- [Bounding box entries]:
[START]
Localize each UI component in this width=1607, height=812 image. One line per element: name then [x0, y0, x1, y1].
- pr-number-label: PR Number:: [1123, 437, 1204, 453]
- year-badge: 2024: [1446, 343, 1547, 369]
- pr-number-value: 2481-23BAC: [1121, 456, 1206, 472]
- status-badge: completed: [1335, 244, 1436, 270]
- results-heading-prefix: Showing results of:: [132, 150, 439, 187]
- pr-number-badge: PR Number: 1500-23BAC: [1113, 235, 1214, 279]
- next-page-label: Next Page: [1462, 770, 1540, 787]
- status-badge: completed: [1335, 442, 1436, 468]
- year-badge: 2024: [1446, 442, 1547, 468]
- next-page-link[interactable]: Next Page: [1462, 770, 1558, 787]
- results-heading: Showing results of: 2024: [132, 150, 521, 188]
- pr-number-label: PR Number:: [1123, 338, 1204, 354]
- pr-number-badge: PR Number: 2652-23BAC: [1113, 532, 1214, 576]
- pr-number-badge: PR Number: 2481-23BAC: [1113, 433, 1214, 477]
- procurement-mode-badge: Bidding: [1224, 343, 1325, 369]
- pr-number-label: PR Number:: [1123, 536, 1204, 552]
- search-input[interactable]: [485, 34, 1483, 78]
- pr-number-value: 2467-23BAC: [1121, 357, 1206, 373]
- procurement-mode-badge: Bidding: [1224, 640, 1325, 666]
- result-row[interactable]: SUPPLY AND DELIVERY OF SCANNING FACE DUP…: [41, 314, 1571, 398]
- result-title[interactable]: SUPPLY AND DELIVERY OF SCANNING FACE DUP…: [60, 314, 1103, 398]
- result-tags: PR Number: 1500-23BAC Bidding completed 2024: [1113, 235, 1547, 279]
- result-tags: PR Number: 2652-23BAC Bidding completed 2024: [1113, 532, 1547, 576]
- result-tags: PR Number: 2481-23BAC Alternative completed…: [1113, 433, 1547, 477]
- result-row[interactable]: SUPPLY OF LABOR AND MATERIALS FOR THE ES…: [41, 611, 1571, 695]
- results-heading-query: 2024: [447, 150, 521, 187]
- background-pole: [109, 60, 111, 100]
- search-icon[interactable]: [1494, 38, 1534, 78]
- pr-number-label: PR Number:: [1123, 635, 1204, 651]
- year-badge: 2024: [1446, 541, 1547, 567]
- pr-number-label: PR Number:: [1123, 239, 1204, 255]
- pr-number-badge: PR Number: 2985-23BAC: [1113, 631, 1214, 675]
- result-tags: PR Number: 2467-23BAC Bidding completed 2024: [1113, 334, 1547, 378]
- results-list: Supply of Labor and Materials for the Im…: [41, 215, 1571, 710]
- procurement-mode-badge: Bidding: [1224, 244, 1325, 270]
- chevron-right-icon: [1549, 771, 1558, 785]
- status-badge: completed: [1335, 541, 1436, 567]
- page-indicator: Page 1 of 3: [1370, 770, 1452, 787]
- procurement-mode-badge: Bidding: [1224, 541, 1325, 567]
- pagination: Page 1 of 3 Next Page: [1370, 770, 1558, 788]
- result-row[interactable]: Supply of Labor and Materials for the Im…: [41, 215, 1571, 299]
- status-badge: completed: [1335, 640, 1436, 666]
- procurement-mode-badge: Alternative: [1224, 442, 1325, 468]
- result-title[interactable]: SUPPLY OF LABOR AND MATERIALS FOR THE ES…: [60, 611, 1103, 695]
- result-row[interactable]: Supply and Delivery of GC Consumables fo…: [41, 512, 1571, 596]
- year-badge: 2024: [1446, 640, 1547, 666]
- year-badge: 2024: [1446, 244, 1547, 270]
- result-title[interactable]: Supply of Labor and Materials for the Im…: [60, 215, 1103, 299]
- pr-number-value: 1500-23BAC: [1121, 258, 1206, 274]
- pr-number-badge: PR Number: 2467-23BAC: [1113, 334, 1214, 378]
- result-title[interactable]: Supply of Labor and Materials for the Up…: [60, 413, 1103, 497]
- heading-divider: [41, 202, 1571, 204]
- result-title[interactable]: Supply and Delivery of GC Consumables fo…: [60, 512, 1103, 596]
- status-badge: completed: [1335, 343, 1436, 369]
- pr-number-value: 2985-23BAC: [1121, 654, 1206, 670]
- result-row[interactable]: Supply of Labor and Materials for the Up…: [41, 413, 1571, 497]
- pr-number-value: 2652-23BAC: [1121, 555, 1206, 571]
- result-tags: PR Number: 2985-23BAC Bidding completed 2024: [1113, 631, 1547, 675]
[END]
- [OBJECTIVE]:
Rewrite the material from its start through the line containing "611, 1571, 695]", swapping every "status-badge" for "state-badge" and keeping everything else the same.

- [SOLUTION TO THIS TASK]:
Localize each UI component in this width=1607, height=812 image. One line per element: name then [x0, y0, x1, y1].
- pr-number-label: PR Number:: [1123, 437, 1204, 453]
- year-badge: 2024: [1446, 343, 1547, 369]
- pr-number-value: 2481-23BAC: [1121, 456, 1206, 472]
- state-badge: completed: [1335, 244, 1436, 270]
- results-heading-prefix: Showing results of:: [132, 150, 439, 187]
- pr-number-badge: PR Number: 1500-23BAC: [1113, 235, 1214, 279]
- next-page-label: Next Page: [1462, 770, 1540, 787]
- state-badge: completed: [1335, 442, 1436, 468]
- year-badge: 2024: [1446, 442, 1547, 468]
- next-page-link[interactable]: Next Page: [1462, 770, 1558, 787]
- results-heading: Showing results of: 2024: [132, 150, 521, 188]
- pr-number-label: PR Number:: [1123, 338, 1204, 354]
- pr-number-badge: PR Number: 2652-23BAC: [1113, 532, 1214, 576]
- pr-number-badge: PR Number: 2481-23BAC: [1113, 433, 1214, 477]
- procurement-mode-badge: Bidding: [1224, 343, 1325, 369]
- pr-number-label: PR Number:: [1123, 536, 1204, 552]
- search-input[interactable]: [485, 34, 1483, 78]
- pr-number-value: 2467-23BAC: [1121, 357, 1206, 373]
- procurement-mode-badge: Bidding: [1224, 640, 1325, 666]
- result-row[interactable]: SUPPLY AND DELIVERY OF SCANNING FACE DUP…: [41, 314, 1571, 398]
- result-title[interactable]: SUPPLY AND DELIVERY OF SCANNING FACE DUP…: [60, 314, 1103, 398]
- result-tags: PR Number: 1500-23BAC Bidding completed 2024: [1113, 235, 1547, 279]
- result-tags: PR Number: 2652-23BAC Bidding completed 2024: [1113, 532, 1547, 576]
- result-tags: PR Number: 2481-23BAC Alternative completed…: [1113, 433, 1547, 477]
- result-row[interactable]: SUPPLY OF LABOR AND MATERIALS FOR THE ES…: [41, 611, 1571, 695]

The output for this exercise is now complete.